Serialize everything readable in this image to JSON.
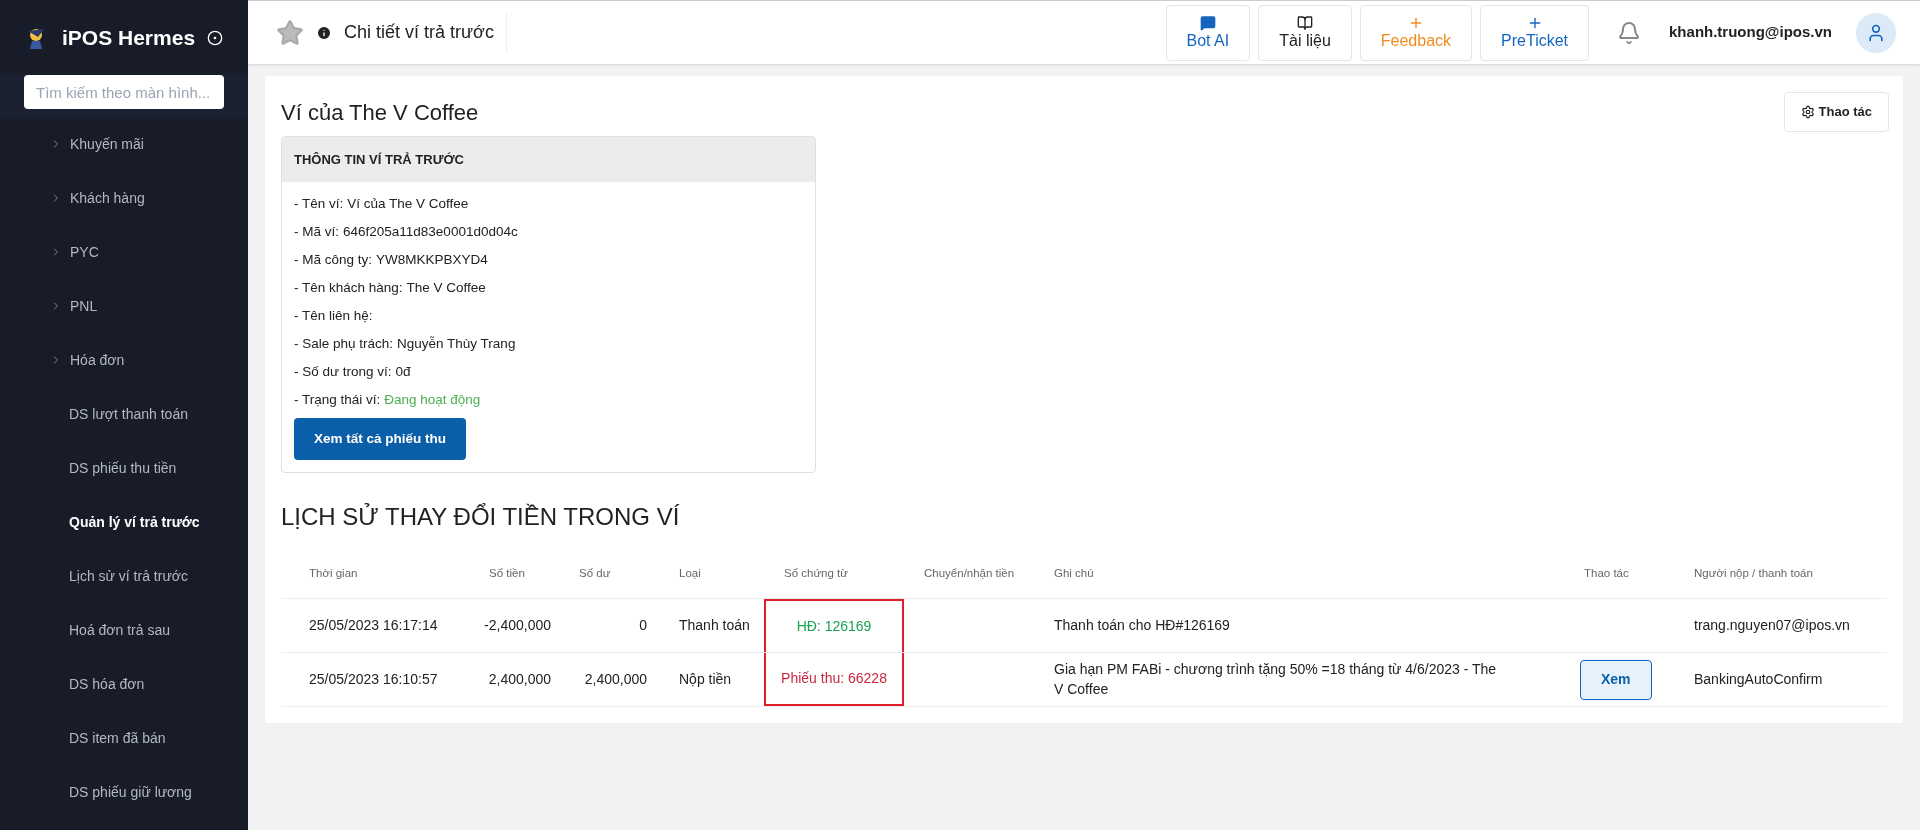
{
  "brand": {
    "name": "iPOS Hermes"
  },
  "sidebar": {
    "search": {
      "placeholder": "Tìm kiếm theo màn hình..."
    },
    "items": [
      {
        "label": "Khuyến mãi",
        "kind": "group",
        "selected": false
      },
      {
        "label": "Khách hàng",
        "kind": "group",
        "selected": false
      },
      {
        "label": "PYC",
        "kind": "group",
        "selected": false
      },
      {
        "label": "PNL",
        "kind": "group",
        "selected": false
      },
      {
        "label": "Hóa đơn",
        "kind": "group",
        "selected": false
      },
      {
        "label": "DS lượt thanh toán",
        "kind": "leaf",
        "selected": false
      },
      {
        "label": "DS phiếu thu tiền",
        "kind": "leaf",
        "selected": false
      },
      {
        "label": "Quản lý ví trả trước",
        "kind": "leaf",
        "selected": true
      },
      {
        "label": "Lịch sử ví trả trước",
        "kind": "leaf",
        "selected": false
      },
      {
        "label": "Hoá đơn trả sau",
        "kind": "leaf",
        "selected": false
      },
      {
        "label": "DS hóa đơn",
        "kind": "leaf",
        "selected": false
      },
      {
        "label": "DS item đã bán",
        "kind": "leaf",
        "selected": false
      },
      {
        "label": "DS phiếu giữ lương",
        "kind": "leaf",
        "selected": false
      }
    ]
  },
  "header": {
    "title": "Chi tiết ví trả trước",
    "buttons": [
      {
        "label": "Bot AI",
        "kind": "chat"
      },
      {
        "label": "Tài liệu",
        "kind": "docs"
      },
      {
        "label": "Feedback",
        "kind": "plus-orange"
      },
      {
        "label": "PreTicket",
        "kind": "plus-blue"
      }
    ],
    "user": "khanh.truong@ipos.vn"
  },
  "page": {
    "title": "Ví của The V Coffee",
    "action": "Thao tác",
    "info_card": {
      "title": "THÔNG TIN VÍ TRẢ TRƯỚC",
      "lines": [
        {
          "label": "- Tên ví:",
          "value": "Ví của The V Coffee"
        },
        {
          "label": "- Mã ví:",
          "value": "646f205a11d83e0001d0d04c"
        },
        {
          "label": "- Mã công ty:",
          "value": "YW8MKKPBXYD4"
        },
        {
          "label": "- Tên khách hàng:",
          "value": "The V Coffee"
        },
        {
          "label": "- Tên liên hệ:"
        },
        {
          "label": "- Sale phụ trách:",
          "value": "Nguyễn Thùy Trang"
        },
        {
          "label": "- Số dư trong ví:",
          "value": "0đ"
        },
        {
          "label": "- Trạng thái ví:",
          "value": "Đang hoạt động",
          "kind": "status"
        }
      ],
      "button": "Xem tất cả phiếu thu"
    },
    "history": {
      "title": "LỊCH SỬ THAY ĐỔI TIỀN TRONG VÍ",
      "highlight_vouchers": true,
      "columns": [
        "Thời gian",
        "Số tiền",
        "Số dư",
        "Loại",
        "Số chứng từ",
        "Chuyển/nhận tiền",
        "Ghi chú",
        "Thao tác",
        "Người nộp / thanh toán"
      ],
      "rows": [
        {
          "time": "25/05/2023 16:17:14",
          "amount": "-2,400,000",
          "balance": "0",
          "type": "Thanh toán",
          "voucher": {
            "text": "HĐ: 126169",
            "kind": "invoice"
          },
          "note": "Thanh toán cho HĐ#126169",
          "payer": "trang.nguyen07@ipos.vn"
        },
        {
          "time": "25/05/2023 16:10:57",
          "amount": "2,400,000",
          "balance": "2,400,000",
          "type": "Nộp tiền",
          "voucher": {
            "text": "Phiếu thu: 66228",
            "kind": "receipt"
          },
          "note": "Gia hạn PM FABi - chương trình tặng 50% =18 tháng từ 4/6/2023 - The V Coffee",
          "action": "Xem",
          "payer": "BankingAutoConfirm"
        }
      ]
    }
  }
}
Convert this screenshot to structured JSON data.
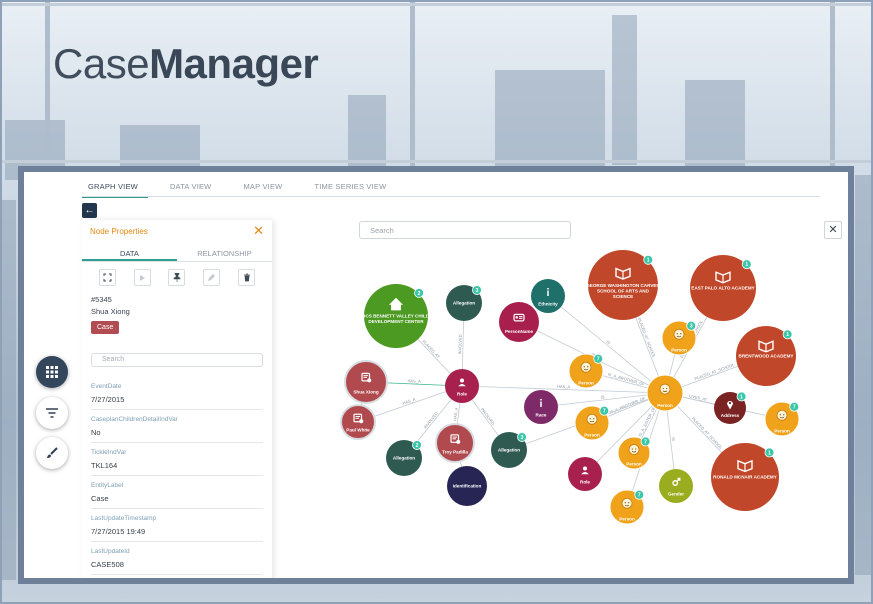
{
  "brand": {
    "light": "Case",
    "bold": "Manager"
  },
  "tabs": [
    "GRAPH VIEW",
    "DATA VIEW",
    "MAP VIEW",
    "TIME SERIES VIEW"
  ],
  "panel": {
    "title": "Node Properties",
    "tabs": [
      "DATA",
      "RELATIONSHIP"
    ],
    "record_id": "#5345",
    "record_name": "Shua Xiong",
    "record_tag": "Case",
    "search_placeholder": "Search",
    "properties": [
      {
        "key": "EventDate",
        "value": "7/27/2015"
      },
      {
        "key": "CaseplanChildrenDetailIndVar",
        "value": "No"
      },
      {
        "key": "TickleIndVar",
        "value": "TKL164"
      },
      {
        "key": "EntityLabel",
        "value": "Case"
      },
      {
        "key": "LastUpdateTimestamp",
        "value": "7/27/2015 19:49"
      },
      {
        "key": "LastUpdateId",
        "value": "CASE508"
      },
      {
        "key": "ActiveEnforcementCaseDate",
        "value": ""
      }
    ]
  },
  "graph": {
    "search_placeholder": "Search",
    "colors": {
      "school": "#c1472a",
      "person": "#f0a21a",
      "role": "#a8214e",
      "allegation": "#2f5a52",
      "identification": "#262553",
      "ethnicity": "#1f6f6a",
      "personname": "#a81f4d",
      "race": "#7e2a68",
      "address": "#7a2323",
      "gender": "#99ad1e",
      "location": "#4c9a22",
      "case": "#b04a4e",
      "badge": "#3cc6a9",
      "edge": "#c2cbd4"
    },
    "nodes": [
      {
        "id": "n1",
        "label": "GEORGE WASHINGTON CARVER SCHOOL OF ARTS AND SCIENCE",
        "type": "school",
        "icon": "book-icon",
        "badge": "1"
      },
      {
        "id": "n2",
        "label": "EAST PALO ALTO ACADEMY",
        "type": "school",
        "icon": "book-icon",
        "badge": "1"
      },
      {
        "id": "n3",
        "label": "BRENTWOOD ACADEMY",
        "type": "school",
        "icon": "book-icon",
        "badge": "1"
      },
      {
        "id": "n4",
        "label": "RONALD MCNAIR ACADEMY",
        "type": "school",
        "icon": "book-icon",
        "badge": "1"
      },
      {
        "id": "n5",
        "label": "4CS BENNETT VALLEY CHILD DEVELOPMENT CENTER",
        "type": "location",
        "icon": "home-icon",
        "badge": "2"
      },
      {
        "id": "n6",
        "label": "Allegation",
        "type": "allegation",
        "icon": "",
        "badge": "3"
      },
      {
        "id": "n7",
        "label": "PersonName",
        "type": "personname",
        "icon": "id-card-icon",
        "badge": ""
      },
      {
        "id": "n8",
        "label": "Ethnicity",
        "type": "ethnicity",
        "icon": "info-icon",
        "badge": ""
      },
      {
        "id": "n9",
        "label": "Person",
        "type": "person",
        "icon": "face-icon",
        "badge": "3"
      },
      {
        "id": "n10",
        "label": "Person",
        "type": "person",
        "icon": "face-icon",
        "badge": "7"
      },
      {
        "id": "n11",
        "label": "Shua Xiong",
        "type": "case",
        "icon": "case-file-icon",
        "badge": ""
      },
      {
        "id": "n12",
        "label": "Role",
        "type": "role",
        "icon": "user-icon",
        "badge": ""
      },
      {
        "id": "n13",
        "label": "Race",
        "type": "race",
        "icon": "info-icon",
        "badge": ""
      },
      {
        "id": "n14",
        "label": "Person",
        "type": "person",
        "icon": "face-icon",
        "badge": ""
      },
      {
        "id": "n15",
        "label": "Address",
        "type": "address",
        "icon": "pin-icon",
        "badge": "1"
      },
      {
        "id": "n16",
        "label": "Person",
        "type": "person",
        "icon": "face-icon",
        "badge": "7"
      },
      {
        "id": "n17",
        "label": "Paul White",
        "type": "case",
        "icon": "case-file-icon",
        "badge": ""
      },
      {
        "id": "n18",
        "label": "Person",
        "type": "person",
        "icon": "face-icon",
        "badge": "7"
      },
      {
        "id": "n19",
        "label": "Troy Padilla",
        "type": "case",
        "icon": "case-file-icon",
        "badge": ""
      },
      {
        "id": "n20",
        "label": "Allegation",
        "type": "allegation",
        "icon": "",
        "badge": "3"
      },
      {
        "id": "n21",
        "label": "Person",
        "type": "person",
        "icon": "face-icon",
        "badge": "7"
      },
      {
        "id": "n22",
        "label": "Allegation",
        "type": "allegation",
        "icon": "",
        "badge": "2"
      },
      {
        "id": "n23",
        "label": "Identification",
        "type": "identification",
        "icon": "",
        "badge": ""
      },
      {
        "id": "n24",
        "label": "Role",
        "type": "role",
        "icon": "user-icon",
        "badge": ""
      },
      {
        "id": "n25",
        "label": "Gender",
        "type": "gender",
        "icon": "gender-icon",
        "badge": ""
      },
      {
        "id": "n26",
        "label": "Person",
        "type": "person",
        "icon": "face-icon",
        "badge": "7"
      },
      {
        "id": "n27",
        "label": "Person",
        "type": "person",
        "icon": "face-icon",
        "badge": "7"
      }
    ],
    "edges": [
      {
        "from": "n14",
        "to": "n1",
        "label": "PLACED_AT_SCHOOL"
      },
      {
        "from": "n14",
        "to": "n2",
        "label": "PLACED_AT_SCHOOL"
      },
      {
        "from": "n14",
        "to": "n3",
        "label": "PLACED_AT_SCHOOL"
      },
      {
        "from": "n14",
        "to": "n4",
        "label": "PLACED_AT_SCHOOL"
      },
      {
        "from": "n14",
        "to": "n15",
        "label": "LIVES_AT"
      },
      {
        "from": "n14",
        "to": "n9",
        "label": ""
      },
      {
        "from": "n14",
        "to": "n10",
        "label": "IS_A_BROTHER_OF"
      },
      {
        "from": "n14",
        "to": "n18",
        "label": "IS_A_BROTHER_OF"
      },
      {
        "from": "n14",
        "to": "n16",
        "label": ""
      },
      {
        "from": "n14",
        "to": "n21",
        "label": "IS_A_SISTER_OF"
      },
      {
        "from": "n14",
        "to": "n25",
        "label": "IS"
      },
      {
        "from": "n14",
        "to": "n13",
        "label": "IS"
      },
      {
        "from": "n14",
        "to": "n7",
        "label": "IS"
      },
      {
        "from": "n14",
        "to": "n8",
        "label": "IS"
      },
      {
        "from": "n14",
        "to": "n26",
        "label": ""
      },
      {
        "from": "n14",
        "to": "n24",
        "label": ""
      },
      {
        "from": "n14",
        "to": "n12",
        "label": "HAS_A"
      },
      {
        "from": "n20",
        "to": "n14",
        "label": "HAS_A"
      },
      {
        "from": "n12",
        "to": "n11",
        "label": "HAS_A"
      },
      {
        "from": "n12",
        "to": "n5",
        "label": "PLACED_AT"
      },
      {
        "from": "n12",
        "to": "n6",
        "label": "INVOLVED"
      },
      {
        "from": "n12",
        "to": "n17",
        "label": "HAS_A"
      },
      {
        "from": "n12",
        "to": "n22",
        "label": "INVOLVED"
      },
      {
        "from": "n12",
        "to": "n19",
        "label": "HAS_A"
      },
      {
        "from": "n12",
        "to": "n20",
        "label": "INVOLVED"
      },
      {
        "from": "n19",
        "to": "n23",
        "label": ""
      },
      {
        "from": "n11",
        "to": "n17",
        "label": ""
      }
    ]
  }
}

Task directions:
Your task is to list each line of the records with the word "JSON".

Answer to this exercise:
Serialize everything readable in this image to JSON.
Convert this screenshot to structured JSON data.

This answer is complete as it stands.